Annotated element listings
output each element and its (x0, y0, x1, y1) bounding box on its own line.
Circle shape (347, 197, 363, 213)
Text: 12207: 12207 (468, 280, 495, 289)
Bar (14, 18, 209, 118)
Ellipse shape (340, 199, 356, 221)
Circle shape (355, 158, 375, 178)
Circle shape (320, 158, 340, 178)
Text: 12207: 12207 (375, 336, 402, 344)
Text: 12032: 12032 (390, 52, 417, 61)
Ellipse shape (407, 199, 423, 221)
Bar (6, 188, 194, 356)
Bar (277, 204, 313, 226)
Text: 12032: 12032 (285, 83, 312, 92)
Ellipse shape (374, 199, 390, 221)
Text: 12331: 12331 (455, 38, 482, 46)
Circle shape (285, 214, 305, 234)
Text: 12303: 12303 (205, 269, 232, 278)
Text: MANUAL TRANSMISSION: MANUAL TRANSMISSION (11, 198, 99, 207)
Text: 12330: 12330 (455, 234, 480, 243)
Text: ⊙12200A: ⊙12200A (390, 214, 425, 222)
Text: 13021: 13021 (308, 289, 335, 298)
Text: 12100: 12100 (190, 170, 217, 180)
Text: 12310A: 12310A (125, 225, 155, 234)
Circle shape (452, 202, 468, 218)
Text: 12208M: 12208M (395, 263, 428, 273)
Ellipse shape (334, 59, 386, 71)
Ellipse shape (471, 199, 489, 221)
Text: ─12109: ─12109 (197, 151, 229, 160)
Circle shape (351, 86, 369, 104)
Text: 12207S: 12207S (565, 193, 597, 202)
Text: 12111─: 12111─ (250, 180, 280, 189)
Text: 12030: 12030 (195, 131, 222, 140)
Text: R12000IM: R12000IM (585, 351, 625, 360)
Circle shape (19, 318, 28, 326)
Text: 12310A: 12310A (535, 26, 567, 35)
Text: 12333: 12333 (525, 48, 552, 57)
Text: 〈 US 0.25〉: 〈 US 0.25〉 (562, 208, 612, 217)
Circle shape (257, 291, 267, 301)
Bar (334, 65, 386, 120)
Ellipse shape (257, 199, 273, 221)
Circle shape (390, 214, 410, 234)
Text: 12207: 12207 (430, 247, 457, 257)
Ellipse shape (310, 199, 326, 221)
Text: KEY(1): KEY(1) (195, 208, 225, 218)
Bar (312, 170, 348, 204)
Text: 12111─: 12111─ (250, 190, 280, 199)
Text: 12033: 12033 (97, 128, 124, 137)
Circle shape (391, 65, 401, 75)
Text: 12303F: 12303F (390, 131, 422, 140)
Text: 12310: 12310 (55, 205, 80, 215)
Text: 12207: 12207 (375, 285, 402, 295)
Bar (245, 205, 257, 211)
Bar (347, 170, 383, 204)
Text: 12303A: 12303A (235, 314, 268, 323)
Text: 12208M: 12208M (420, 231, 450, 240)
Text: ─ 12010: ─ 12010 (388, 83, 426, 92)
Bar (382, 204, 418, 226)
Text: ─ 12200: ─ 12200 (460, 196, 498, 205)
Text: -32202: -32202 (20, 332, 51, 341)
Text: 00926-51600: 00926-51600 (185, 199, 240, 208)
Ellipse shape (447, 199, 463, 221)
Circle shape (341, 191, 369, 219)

_WHAT THIS TASK INVOLVES_
Format every line of the entries above as a Markdown table with the columns Row and Line. Number the rows in order and omit blank lines.

_SOLUTION TO THIS TASK_
| Row | Line |
|---|---|
| 1 | output each element and its (x0, y0, x1, y1) bounding box on its own line. |
| 2 | Circle shape (347, 197, 363, 213) |
| 3 | Text: 12207: 12207 (468, 280, 495, 289) |
| 4 | Bar (14, 18, 209, 118) |
| 5 | Ellipse shape (340, 199, 356, 221) |
| 6 | Circle shape (355, 158, 375, 178) |
| 7 | Circle shape (320, 158, 340, 178) |
| 8 | Text: 12207: 12207 (375, 336, 402, 344) |
| 9 | Text: 12032: 12032 (390, 52, 417, 61) |
| 10 | Ellipse shape (407, 199, 423, 221) |
| 11 | Bar (6, 188, 194, 356) |
| 12 | Bar (277, 204, 313, 226) |
| 13 | Text: 12032: 12032 (285, 83, 312, 92) |
| 14 | Ellipse shape (374, 199, 390, 221) |
| 15 | Text: 12331: 12331 (455, 38, 482, 46) |
| 16 | Circle shape (285, 214, 305, 234) |
| 17 | Text: 12303: 12303 (205, 269, 232, 278) |
| 18 | Text: MANUAL TRANSMISSION: MANUAL TRANSMISSION (11, 198, 99, 207) |
| 19 | Text: 12330: 12330 (455, 234, 480, 243) |
| 20 | Text: ⊙12200A: ⊙12200A (390, 214, 425, 222) |
| 21 | Text: 13021: 13021 (308, 289, 335, 298) |
| 22 | Text: 12100: 12100 (190, 170, 217, 180) |
| 23 | Text: 12310A: 12310A (125, 225, 155, 234) |
| 24 | Circle shape (452, 202, 468, 218) |
| 25 | Text: 12208M: 12208M (395, 263, 428, 273) |
| 26 | Ellipse shape (334, 59, 386, 71) |
| 27 | Ellipse shape (471, 199, 489, 221) |
| 28 | Text: ─12109: ─12109 (197, 151, 229, 160) |
| 29 | Circle shape (351, 86, 369, 104) |
| 30 | Text: 12207S: 12207S (565, 193, 597, 202) |
| 31 | Text: 12111─: 12111─ (250, 180, 280, 189) |
| 32 | Text: 12030: 12030 (195, 131, 222, 140) |
| 33 | Text: R12000IM: R12000IM (585, 351, 625, 360) |
| 34 | Circle shape (19, 318, 28, 326) |
| 35 | Text: 12310A: 12310A (535, 26, 567, 35) |
| 36 | Text: 12333: 12333 (525, 48, 552, 57) |
| 37 | Text: 〈 US 0.25〉: 〈 US 0.25〉 (562, 208, 612, 217) |
| 38 | Circle shape (257, 291, 267, 301) |
| 39 | Bar (334, 65, 386, 120) |
| 40 | Ellipse shape (257, 199, 273, 221) |
| 41 | Circle shape (390, 214, 410, 234) |
| 42 | Text: 12207: 12207 (430, 247, 457, 257) |
| 43 | Ellipse shape (310, 199, 326, 221) |
| 44 | Text: KEY(1): KEY(1) (195, 208, 225, 218) |
| 45 | Bar (312, 170, 348, 204) |
| 46 | Text: 12111─: 12111─ (250, 190, 280, 199) |
| 47 | Text: 12033: 12033 (97, 128, 124, 137) |
| 48 | Circle shape (391, 65, 401, 75) |
| 49 | Text: 12303F: 12303F (390, 131, 422, 140) |
| 50 | Text: 12310: 12310 (55, 205, 80, 215) |
| 51 | Text: 12207: 12207 (375, 285, 402, 295) |
| 52 | Bar (245, 205, 257, 211) |
| 53 | Bar (347, 170, 383, 204) |
| 54 | Text: 12303A: 12303A (235, 314, 268, 323) |
| 55 | Text: 12208M: 12208M (420, 231, 450, 240) |
| 56 | Text: ─ 12010: ─ 12010 (388, 83, 426, 92) |
| 57 | Bar (382, 204, 418, 226) |
| 58 | Text: ─ 12200: ─ 12200 (460, 196, 498, 205) |
| 59 | Text: -32202: -32202 (20, 332, 51, 341) |
| 60 | Text: 00926-51600: 00926-51600 (185, 199, 240, 208) |
| 61 | Ellipse shape (447, 199, 463, 221) |
| 62 | Circle shape (341, 191, 369, 219) |